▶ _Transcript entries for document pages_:
▶
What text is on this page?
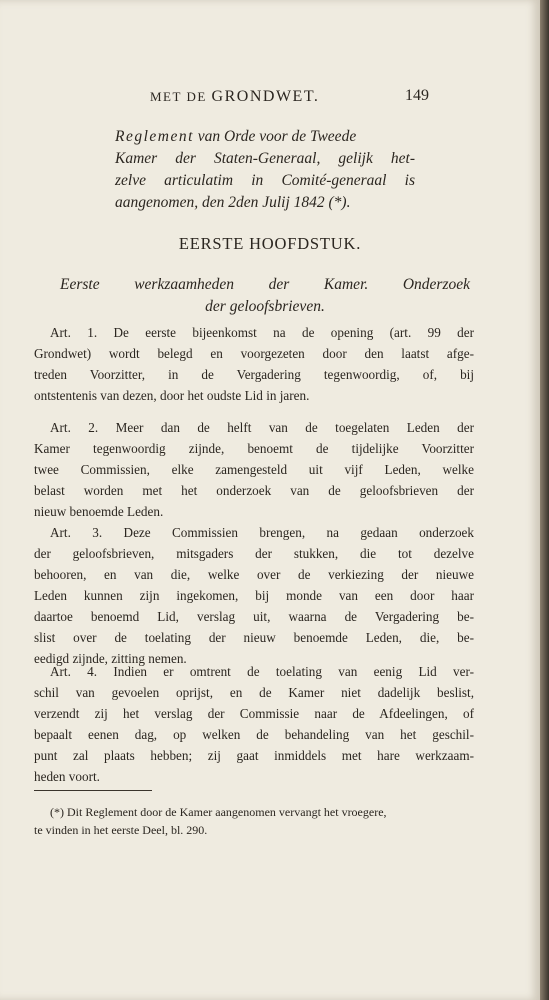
MET DE GRONDWET.	149
Reglement van Orde voor de Tweede
Kamer der Staten-Generaal, gelijk het-
zelve articulatim in Comité-generaal is
aangenomen, den 2den Julij 1842 (*).
EERSTE HOOFDSTUK.
Eerste werkzaamheden der Kamer. Onderzoek
der geloofsbrieven.
Art. 1. De eerste bijeenkomst na de opening (art. 99 der
Grondwet) wordt belegd en voorgezeten door den laatst afge-
treden Voorzitter, in de Vergadering tegenwoordig, of, bij
ontstentenis van dezen, door het oudste Lid in jaren.
Art. 2. Meer dan de helft van de toegelaten Leden der
Kamer tegenwoordig zijnde, benoemt de tijdelijke Voorzitter
twee Commissien, elke zamengesteld uit vijf Leden, welke
belast worden met het onderzoek van de geloofsbrieven der
nieuw benoemde Leden.
Art. 3. Deze Commissien brengen, na gedaan onderzoek
der geloofsbrieven, mitsgaders der stukken, die tot dezelve
behooren, en van die, welke over de verkiezing der nieuwe
Leden kunnen zijn ingekomen, bij monde van een door haar
daartoe benoemd Lid, verslag uit, waarna de Vergadering be-
slist over de toelating der nieuw benoemde Leden, die, be-
eedigd zijnde, zitting nemen.
Art. 4. Indien er omtrent de toelating van eenig Lid ver-
schil van gevoelen oprijst, en de Kamer niet dadelijk beslist,
verzendt zij het verslag der Commissie naar de Afdeelingen, of
bepaalt eenen dag, op welken de behandeling van het geschil-
punt zal plaats hebben; zij gaat inmiddels met hare werkzaam-
heden voort.
(*) Dit Reglement door de Kamer aangenomen vervangt het vroegere,
te vinden in het eerste Deel, bl. 290.
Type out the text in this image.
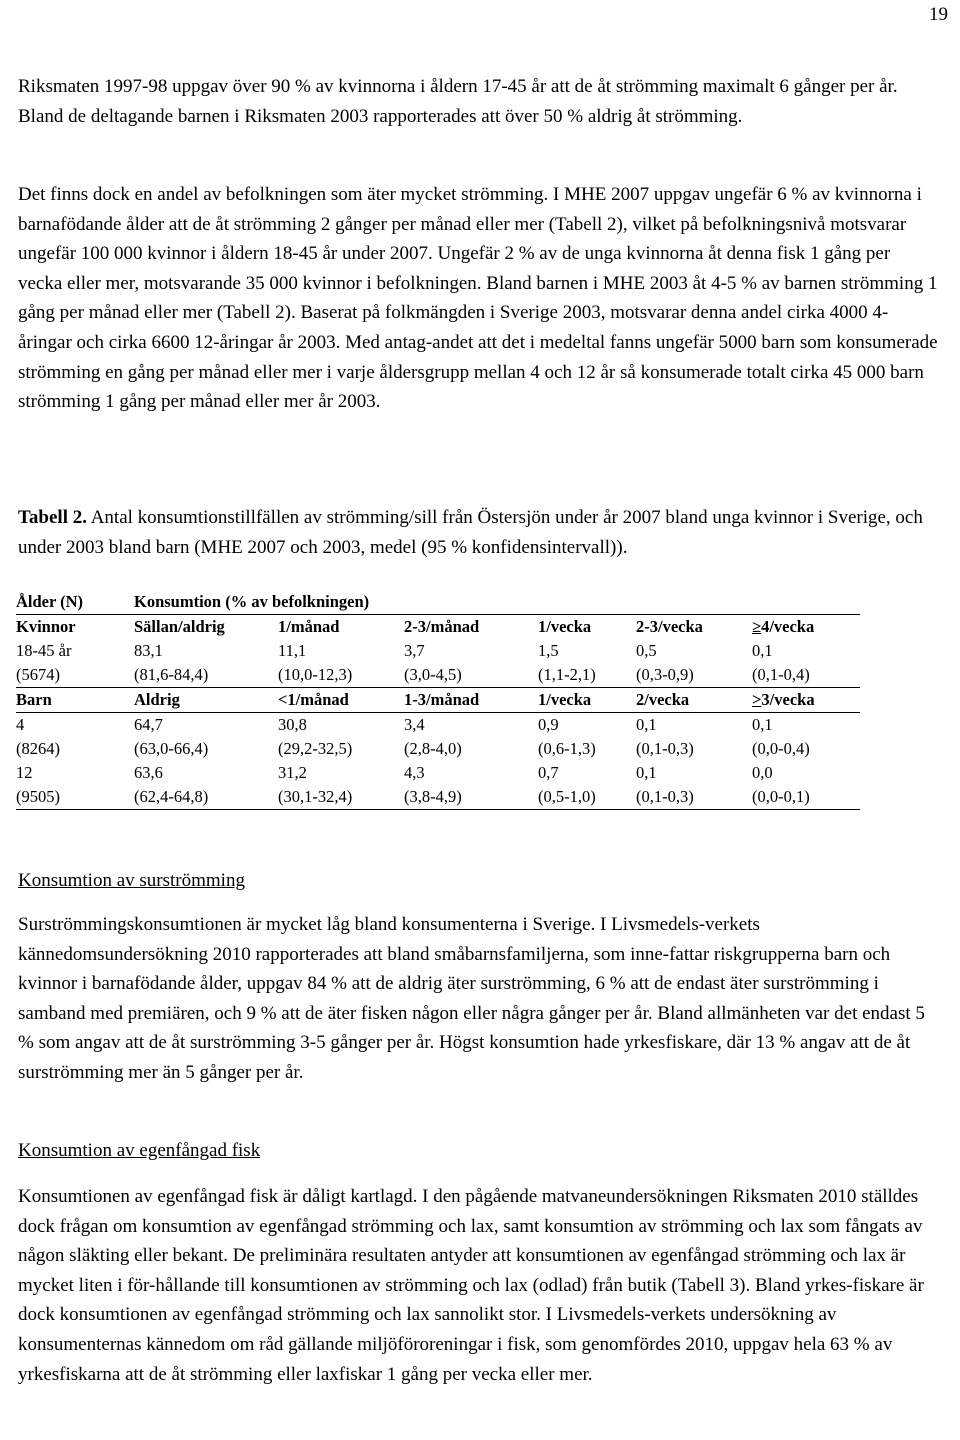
19

Riksmaten 1997-98 uppgav över 90 % av kvinnorna i åldern 17-45 år att de åt strömming maximalt 6 gånger per år. Bland de deltagande barnen i Riksmaten 2003 rapporterades att över 50 % aldrig åt strömming.

Det finns dock en andel av befolkningen som äter mycket strömming. I MHE 2007 uppgav ungefär 6 % av kvinnorna i barnafödande ålder att de åt strömming 2 gånger per månad eller mer (Tabell 2), vilket på befolkningsnivå motsvarar ungefär 100 000 kvinnor i åldern 18-45 år under 2007. Ungefär 2 % av de unga kvinnorna åt denna fisk 1 gång per vecka eller mer, motsvarande 35 000 kvinnor i befolkningen. Bland barnen i MHE 2003 åt 4-5 % av barnen strömming 1 gång per månad eller mer (Tabell 2). Baserat på folkmängden i Sverige 2003, motsvarar denna andel cirka 4000 4-åringar och cirka 6600 12-åringar år 2003. Med antag-andet att det i medeltal fanns ungefär 5000 barn som konsumerade strömming en gång per månad eller mer i varje åldersgrupp mellan 4 och 12 år så konsumerade totalt cirka 45 000 barn strömming 1 gång per månad eller mer år 2003.

Tabell 2. Antal konsumtionstillfällen av strömming/sill från Östersjön under år 2007 bland unga kvinnor i Sverige, och under 2003 bland barn (MHE 2007 och 2003, medel (95 % konfidensintervall)).

Ålder (N)	Konsumtion (% av befolkningen)
Kvinnor	Sällan/aldrig	1/månad	2-3/månad	1/vecka	2-3/vecka	≥4/vecka
18-45 år	83,1	11,1	3,7	1,5	0,5	0,1
(5674)	(81,6-84,4)	(10,0-12,3)	(3,0-4,5)	(1,1-2,1) (0,3-0,9)	(0,1-0,4)
Barn	Aldrig	<1/månad	1-3/månad	1/vecka	2/vecka	>3/vecka
4	64,7	30,8	3,4	0,9	0,1	0,1
(8264)	(63,0-66,4)	(29,2-32,5)	(2,8-4,0)	(0,6-1,3) (0,1-0,3)	(0,0-0,4)
12	63,6	31,2	4,3	0,7	0,1	0,0
(9505)	(62,4-64,8)	(30,1-32,4)	(3,8-4,9)	(0,5-1,0) (0,1-0,3)	(0,0-0,1)
Konsumtion av surströmming

Surströmmingskonsumtionen är mycket låg bland konsumenterna i Sverige. I Livsmedels-verkets kännedomsundersökning 2010 rapporterades att bland småbarnsfamiljerna, som inne-fattar riskgrupperna barn och kvinnor i barnafödande ålder, uppgav 84 % att de aldrig äter surströmming, 6 % att de endast äter surströmming i samband med premiären, och 9 % att de äter fisken någon eller några gånger per år. Bland allmänheten var det endast 5 % som angav att de åt surströmming 3-5 gånger per år. Högst konsumtion hade yrkesfiskare, där 13 % angav att de åt surströmming mer än 5 gånger per år.

Konsumtion av egenfångad fisk

Konsumtionen av egenfångad fisk är dåligt kartlagd. I den pågående matvaneundersökningen Riksmaten 2010 ställdes dock frågan om konsumtion av egenfångad strömming och lax, samt konsumtion av strömming och lax som fångats av någon släkting eller bekant. De preliminära resultaten antyder att konsumtionen av egenfångad strömming och lax är mycket liten i för-hållande till konsumtionen av strömming och lax (odlad) från butik (Tabell 3). Bland yrkes-fiskare är dock konsumtionen av egenfångad strömming och lax sannolikt stor. I Livsmedels-verkets undersökning av konsumenternas kännedom om råd gällande miljöföroreningar i fisk, som genomfördes 2010, uppgav hela 63 % av yrkesfiskarna att de åt strömming eller laxfiskar 1 gång per vecka eller mer.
◀
Print out every entry above without changing a word, and leave out the pictures.

What text is on this page?
MET DE GRONDWET.	149
Reglement van Orde voor de Tweede
Kamer der Staten-Generaal, gelijk het-
zelve articulatim in Comité-generaal is
aangenomen, den 2den Julij 1842 (*).
EERSTE HOOFDSTUK.
Eerste werkzaamheden der Kamer. Onderzoek
der geloofsbrieven.
Art. 1. De eerste bijeenkomst na de opening (art. 99 der
Grondwet) wordt belegd en voorgezeten door den laatst afge-
treden Voorzitter, in de Vergadering tegenwoordig, of, bij
ontstentenis van dezen, door het oudste Lid in jaren.
Art. 2. Meer dan de helft van de toegelaten Leden der
Kamer tegenwoordig zijnde, benoemt de tijdelijke Voorzitter
twee Commissien, elke zamengesteld uit vijf Leden, welke
belast worden met het onderzoek van de geloofsbrieven der
nieuw benoemde Leden.
Art. 3. Deze Commissien brengen, na gedaan onderzoek
der geloofsbrieven, mitsgaders der stukken, die tot dezelve
behooren, en van die, welke over de verkiezing der nieuwe
Leden kunnen zijn ingekomen, bij monde van een door haar
daartoe benoemd Lid, verslag uit, waarna de Vergadering be-
slist over de toelating der nieuw benoemde Leden, die, be-
eedigd zijnde, zitting nemen.
Art. 4. Indien er omtrent de toelating van eenig Lid ver-
schil van gevoelen oprijst, en de Kamer niet dadelijk beslist,
verzendt zij het verslag der Commissie naar de Afdeelingen, of
bepaalt eenen dag, op welken de behandeling van het geschil-
punt zal plaats hebben; zij gaat inmiddels met hare werkzaam-
heden voort.
(*) Dit Reglement door de Kamer aangenomen vervangt het vroegere,
te vinden in het eerste Deel, bl. 290.
Type out the text in this image.
19

Riksmaten 1997-98 uppgav över 90 % av kvinnorna i åldern 17-45 år att de åt strömming maximalt 6 gånger per år. Bland de deltagande barnen i Riksmaten 2003 rapporterades att över 50 % aldrig åt strömming.

Det finns dock en andel av befolkningen som äter mycket strömming. I MHE 2007 uppgav ungefär 6 % av kvinnorna i barnafödande ålder att de åt strömming 2 gånger per månad eller mer (Tabell 2), vilket på befolkningsnivå motsvarar ungefär 100 000 kvinnor i åldern 18-45 år under 2007. Ungefär 2 % av de unga kvinnorna åt denna fisk 1 gång per vecka eller mer, motsvarande 35 000 kvinnor i befolkningen. Bland barnen i MHE 2003 åt 4-5 % av barnen strömming 1 gång per månad eller mer (Tabell 2). Baserat på folkmängden i Sverige 2003, motsvarar denna andel cirka 4000 4-åringar och cirka 6600 12-åringar år 2003. Med antag-andet att det i medeltal fanns ungefär 5000 barn som konsumerade strömming en gång per månad eller mer i varje åldersgrupp mellan 4 och 12 år så konsumerade totalt cirka 45 000 barn strömming 1 gång per månad eller mer år 2003.

Tabell 2. Antal konsumtionstillfällen av strömming/sill från Östersjön under år 2007 bland unga kvinnor i Sverige, och under 2003 bland barn (MHE 2007 och 2003, medel (95 % konfidensintervall)).

Ålder (N)	Konsumtion (% av befolkningen)
Kvinnor	Sällan/aldrig	1/månad	2-3/månad	1/vecka	2-3/vecka	≥4/vecka
18-45 år	83,1	11,1	3,7	1,5	0,5	0,1
(5674)	(81,6-84,4)	(10,0-12,3)	(3,0-4,5)	(1,1-2,1) (0,3-0,9)	(0,1-0,4)
Barn	Aldrig	<1/månad	1-3/månad	1/vecka	2/vecka	>3/vecka
4	64,7	30,8	3,4	0,9	0,1	0,1
(8264)	(63,0-66,4)	(29,2-32,5)	(2,8-4,0)	(0,6-1,3) (0,1-0,3)	(0,0-0,4)
12	63,6	31,2	4,3	0,7	0,1	0,0
(9505)	(62,4-64,8)	(30,1-32,4)	(3,8-4,9)	(0,5-1,0) (0,1-0,3)	(0,0-0,1)
Konsumtion av surströmming

Surströmmingskonsumtionen är mycket låg bland konsumenterna i Sverige. I Livsmedels-verkets kännedomsundersökning 2010 rapporterades att bland småbarnsfamiljerna, som inne-fattar riskgrupperna barn och kvinnor i barnafödande ålder, uppgav 84 % att de aldrig äter surströmming, 6 % att de endast äter surströmming i samband med premiären, och 9 % att de äter fisken någon eller några gånger per år. Bland allmänheten var det endast 5 % som angav att de åt surströmming 3-5 gånger per år. Högst konsumtion hade yrkesfiskare, där 13 % angav att de åt surströmming mer än 5 gånger per år.

Konsumtion av egenfångad fisk

Konsumtionen av egenfångad fisk är dåligt kartlagd. I den pågående matvaneundersökningen Riksmaten 2010 ställdes dock frågan om konsumtion av egenfångad strömming och lax, samt konsumtion av strömming och lax som fångats av någon släkting eller bekant. De preliminära resultaten antyder att konsumtionen av egenfångad strömming och lax är mycket liten i för-hållande till konsumtionen av strömming och lax (odlad) från butik (Tabell 3). Bland yrkes-fiskare är dock konsumtionen av egenfångad strömming och lax sannolikt stor. I Livsmedels-verkets undersökning av konsumenternas kännedom om råd gällande miljöföroreningar i fisk, som genomfördes 2010, uppgav hela 63 % av yrkesfiskarna att de åt strömming eller laxfiskar 1 gång per vecka eller mer.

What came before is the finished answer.